(Saved data entries)
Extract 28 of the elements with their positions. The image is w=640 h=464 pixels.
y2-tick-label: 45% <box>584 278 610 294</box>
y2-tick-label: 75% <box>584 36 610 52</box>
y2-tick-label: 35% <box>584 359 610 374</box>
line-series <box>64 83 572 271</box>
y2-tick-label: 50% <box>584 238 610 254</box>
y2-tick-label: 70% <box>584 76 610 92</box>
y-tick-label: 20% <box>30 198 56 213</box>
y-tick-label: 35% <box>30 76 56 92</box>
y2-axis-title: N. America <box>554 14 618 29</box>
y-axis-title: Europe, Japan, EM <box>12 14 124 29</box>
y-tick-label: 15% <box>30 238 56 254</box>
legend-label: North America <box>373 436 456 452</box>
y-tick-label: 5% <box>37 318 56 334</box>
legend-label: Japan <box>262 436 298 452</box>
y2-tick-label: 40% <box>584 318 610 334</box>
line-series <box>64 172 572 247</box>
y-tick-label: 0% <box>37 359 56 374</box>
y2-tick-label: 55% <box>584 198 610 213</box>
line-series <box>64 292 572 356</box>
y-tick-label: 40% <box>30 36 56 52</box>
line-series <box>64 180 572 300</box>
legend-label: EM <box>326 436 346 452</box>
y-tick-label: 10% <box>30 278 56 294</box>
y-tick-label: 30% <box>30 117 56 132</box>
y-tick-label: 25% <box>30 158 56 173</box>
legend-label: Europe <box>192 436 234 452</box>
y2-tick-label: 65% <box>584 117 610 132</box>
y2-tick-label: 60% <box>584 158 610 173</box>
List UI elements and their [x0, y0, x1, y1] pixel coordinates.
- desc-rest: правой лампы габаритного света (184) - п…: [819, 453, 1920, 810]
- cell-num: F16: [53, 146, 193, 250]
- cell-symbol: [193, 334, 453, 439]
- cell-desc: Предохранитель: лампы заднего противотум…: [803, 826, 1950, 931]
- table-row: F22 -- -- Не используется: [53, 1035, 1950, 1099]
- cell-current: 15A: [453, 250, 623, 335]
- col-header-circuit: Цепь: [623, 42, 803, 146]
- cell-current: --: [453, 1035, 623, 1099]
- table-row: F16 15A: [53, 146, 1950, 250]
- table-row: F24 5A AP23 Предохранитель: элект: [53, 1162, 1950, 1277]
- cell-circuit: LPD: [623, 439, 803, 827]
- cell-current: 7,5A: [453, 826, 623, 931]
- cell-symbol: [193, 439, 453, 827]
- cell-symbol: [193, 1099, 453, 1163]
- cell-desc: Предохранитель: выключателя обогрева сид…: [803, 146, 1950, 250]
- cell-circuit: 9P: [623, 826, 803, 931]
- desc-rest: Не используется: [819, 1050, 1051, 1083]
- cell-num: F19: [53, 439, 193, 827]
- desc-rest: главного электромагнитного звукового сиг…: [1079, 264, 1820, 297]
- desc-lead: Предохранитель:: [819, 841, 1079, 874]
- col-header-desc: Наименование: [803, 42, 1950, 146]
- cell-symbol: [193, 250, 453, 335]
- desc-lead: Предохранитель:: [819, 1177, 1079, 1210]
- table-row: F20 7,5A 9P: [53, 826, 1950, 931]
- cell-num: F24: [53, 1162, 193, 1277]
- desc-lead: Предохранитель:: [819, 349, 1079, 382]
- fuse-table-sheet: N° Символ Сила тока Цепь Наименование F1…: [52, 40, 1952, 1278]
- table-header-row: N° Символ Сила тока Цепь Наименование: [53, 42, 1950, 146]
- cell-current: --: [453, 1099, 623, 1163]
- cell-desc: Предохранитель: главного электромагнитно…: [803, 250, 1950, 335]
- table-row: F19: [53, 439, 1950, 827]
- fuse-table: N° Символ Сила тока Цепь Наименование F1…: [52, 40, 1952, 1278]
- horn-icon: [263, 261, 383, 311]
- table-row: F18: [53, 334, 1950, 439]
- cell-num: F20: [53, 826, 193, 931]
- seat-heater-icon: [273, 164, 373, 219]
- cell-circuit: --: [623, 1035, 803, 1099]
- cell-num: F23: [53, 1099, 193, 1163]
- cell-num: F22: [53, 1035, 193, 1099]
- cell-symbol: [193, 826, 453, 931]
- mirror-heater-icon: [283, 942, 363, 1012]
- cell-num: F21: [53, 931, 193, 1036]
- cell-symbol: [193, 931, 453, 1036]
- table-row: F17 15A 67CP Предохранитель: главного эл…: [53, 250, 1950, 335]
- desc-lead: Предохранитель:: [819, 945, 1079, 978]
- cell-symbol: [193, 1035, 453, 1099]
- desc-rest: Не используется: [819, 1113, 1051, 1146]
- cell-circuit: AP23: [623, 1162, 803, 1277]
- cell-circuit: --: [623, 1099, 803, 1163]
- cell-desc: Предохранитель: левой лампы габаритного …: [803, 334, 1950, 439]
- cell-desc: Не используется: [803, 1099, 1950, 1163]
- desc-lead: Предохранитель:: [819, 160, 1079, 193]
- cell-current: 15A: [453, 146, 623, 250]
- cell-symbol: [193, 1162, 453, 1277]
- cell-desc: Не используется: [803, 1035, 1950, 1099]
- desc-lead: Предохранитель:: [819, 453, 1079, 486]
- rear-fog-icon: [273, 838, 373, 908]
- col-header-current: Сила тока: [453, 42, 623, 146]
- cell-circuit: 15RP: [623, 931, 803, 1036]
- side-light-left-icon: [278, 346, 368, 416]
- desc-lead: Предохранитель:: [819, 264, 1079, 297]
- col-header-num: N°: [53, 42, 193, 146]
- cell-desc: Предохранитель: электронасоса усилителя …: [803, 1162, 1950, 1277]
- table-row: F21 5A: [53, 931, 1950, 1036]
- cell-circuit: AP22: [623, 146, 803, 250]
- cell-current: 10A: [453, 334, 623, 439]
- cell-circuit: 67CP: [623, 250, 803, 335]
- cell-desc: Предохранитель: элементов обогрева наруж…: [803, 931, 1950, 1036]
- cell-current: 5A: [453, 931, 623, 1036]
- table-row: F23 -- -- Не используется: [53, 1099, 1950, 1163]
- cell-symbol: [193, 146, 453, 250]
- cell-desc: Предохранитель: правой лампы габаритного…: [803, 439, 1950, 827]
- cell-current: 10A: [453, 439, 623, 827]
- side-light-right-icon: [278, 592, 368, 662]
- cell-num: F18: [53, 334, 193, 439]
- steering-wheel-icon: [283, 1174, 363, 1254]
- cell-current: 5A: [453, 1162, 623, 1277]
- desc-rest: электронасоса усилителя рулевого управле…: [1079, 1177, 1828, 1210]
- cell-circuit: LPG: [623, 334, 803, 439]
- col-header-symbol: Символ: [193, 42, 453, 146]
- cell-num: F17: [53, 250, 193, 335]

● **TO BE DONE**: Copy out, character for character, the rows from the very first one up to and including the row that contains "- cell-symbol: [193, 1099, 453, 1163]".

● **RESULT OF THE EXERCISE**:
Extract 28 of the elements with their positions. The image is w=640 h=464 pixels.
y2-tick-label: 45% <box>584 278 610 294</box>
y2-tick-label: 75% <box>584 36 610 52</box>
y2-tick-label: 35% <box>584 359 610 374</box>
line-series <box>64 83 572 271</box>
y2-tick-label: 50% <box>584 238 610 254</box>
y2-tick-label: 70% <box>584 76 610 92</box>
y-tick-label: 20% <box>30 198 56 213</box>
y-tick-label: 35% <box>30 76 56 92</box>
y2-axis-title: N. America <box>554 14 618 29</box>
y-axis-title: Europe, Japan, EM <box>12 14 124 29</box>
y-tick-label: 15% <box>30 238 56 254</box>
legend-label: North America <box>373 436 456 452</box>
y-tick-label: 5% <box>37 318 56 334</box>
legend-label: Japan <box>262 436 298 452</box>
y2-tick-label: 40% <box>584 318 610 334</box>
line-series <box>64 172 572 247</box>
y-tick-label: 0% <box>37 359 56 374</box>
y2-tick-label: 55% <box>584 198 610 213</box>
line-series <box>64 292 572 356</box>
y-tick-label: 40% <box>30 36 56 52</box>
line-series <box>64 180 572 300</box>
legend-label: EM <box>326 436 346 452</box>
y-tick-label: 10% <box>30 278 56 294</box>
y-tick-label: 30% <box>30 117 56 132</box>
y-tick-label: 25% <box>30 158 56 173</box>
legend-label: Europe <box>192 436 234 452</box>
y2-tick-label: 65% <box>584 117 610 132</box>
y2-tick-label: 60% <box>584 158 610 173</box>
List UI elements and their [x0, y0, x1, y1] pixel coordinates.
- desc-rest: правой лампы габаритного света (184) - п…: [819, 453, 1920, 810]
- cell-num: F16: [53, 146, 193, 250]
- cell-symbol: [193, 334, 453, 439]
- cell-desc: Предохранитель: лампы заднего противотум…: [803, 826, 1950, 931]
- table-row: F22 -- -- Не используется: [53, 1035, 1950, 1099]
- cell-current: 15A: [453, 250, 623, 335]
- col-header-circuit: Цепь: [623, 42, 803, 146]
- cell-current: --: [453, 1035, 623, 1099]
- table-row: F16 15A: [53, 146, 1950, 250]
- table-row: F24 5A AP23 Предохранитель: элект: [53, 1162, 1950, 1277]
- cell-circuit: LPD: [623, 439, 803, 827]
- cell-current: 7,5A: [453, 826, 623, 931]
- cell-symbol: [193, 439, 453, 827]
- cell-symbol: [193, 1099, 453, 1163]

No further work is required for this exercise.